(Figure data in JSON)
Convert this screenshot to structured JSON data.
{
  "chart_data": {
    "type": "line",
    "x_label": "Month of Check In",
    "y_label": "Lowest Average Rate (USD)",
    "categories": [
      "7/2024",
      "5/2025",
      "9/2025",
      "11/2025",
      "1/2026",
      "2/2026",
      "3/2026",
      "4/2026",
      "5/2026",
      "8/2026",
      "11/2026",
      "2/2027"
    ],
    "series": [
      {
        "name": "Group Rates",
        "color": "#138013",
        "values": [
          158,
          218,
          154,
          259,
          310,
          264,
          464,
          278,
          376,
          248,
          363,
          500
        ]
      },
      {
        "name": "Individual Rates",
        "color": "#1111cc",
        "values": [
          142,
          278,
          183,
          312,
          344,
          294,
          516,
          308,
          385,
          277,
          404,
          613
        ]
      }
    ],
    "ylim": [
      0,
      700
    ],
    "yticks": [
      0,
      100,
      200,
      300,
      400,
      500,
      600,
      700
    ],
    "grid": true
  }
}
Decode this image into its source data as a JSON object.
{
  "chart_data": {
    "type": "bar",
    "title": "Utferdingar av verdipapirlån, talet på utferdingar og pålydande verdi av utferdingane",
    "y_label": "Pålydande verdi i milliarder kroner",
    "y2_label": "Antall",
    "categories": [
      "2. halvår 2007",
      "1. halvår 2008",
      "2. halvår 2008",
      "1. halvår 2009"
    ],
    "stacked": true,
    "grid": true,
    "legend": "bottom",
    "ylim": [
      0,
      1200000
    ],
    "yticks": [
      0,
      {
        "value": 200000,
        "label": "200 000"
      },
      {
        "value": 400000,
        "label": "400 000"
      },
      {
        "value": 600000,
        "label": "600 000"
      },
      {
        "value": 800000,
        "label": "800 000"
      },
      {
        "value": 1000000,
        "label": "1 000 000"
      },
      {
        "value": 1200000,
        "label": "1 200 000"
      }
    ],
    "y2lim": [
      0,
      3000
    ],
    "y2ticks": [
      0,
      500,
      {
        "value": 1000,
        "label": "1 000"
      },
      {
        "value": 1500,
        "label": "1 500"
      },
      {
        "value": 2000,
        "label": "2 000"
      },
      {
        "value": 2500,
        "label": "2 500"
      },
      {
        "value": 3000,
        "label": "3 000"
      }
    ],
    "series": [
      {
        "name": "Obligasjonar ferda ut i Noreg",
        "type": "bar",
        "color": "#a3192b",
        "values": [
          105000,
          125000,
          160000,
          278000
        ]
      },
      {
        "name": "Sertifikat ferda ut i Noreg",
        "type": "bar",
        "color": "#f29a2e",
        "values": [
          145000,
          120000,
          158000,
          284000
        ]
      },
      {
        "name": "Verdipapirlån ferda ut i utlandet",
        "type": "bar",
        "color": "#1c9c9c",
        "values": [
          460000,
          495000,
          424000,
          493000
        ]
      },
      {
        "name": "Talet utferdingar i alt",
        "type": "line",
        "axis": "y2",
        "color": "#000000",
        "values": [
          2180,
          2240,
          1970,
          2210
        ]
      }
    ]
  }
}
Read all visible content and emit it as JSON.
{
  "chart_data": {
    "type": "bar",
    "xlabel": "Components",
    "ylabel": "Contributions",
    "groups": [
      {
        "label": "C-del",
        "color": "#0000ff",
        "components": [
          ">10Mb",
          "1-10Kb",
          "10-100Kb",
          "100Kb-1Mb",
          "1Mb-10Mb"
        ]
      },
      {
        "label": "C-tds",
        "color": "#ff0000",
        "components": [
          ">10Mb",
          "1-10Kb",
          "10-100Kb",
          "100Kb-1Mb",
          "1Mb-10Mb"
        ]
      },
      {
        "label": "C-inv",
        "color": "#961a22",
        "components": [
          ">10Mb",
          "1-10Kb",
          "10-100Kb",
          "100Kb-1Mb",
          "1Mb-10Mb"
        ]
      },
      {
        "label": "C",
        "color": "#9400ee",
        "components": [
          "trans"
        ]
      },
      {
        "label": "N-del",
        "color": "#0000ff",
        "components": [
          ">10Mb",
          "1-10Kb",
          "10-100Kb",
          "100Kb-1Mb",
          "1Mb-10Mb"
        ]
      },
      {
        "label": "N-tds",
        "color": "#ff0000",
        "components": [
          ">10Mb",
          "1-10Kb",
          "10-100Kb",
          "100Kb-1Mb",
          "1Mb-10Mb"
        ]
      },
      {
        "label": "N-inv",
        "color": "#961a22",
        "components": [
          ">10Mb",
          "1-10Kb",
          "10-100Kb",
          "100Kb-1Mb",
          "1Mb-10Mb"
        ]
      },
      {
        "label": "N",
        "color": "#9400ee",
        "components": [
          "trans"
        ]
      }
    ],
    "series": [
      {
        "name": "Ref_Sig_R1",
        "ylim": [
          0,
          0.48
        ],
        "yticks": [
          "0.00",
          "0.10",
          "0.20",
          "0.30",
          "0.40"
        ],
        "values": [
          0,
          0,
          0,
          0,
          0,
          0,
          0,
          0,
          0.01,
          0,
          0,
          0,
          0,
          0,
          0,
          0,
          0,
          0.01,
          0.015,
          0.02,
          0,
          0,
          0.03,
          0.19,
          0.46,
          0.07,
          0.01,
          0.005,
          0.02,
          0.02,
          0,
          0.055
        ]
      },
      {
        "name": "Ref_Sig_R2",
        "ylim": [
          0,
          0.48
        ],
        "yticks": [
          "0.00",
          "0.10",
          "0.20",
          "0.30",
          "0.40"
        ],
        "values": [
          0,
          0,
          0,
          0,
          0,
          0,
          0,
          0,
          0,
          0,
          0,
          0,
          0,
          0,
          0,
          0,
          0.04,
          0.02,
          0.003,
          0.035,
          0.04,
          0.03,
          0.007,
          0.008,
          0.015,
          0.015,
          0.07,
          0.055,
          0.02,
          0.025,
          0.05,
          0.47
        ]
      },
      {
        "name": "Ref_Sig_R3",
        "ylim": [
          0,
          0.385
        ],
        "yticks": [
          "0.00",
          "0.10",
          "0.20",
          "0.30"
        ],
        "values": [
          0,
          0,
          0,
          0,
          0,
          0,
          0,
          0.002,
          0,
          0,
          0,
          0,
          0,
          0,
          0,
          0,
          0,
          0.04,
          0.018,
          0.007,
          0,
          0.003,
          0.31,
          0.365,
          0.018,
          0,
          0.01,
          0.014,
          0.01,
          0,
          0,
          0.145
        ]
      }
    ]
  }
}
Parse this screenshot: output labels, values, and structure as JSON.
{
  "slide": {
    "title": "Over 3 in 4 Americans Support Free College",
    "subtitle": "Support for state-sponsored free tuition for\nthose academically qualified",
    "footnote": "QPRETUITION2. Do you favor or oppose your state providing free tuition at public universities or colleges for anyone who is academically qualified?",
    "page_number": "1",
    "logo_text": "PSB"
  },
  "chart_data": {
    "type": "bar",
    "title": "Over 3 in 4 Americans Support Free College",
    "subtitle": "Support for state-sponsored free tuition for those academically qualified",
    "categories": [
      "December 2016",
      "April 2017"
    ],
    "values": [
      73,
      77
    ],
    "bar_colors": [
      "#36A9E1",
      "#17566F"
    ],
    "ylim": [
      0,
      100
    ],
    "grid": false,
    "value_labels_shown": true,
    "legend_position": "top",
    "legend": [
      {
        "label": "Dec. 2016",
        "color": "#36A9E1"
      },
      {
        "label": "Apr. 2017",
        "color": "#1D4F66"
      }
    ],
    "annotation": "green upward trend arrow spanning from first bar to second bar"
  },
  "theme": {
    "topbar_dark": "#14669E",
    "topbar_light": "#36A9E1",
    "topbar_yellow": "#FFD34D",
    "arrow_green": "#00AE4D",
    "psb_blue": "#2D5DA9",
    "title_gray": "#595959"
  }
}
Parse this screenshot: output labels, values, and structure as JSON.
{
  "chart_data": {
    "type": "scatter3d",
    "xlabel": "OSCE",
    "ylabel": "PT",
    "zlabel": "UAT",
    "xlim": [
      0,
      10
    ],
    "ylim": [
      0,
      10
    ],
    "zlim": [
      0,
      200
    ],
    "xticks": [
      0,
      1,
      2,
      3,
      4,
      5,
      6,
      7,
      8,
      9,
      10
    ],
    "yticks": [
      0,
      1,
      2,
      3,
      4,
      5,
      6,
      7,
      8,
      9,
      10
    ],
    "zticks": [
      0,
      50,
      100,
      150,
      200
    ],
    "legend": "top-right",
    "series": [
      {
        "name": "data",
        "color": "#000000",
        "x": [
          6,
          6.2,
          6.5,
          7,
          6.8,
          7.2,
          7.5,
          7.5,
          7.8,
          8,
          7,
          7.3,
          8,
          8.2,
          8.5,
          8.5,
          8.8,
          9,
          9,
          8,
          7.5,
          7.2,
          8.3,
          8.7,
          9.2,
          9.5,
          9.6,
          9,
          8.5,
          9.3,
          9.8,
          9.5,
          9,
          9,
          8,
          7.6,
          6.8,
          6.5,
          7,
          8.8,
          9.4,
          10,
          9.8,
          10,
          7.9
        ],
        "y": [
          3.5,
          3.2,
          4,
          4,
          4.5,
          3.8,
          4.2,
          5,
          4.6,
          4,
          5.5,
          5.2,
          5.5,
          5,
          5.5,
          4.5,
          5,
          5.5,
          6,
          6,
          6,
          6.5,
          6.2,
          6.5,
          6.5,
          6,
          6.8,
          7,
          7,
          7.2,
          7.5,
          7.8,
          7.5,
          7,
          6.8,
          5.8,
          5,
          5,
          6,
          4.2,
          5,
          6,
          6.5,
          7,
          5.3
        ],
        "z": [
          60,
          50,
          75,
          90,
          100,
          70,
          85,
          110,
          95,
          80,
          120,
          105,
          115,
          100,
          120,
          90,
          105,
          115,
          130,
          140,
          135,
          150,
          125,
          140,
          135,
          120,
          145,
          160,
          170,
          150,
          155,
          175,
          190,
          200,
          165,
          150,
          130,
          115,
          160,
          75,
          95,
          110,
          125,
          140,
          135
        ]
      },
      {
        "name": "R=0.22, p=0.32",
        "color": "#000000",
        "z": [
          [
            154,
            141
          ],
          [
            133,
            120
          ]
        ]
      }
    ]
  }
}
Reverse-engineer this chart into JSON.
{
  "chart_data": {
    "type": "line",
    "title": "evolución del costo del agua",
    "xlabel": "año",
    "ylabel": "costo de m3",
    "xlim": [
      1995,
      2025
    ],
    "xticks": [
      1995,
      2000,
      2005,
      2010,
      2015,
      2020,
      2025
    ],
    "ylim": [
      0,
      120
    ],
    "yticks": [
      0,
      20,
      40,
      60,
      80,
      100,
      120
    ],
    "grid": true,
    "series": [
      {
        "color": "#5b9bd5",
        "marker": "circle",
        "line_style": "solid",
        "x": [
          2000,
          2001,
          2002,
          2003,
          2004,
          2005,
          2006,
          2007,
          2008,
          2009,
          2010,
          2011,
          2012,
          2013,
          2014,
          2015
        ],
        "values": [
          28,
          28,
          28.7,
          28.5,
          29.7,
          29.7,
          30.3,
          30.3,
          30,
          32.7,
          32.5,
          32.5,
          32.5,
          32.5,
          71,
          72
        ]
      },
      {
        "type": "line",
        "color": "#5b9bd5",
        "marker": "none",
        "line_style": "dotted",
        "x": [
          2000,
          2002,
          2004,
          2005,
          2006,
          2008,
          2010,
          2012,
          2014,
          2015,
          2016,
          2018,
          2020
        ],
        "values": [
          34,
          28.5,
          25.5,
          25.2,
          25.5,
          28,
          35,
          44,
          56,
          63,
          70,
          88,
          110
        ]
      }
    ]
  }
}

_TASK TO CARRY OUT_
Give only the number of lines in the data that include the string "true".

_ANSWER TO THIS TASK_
5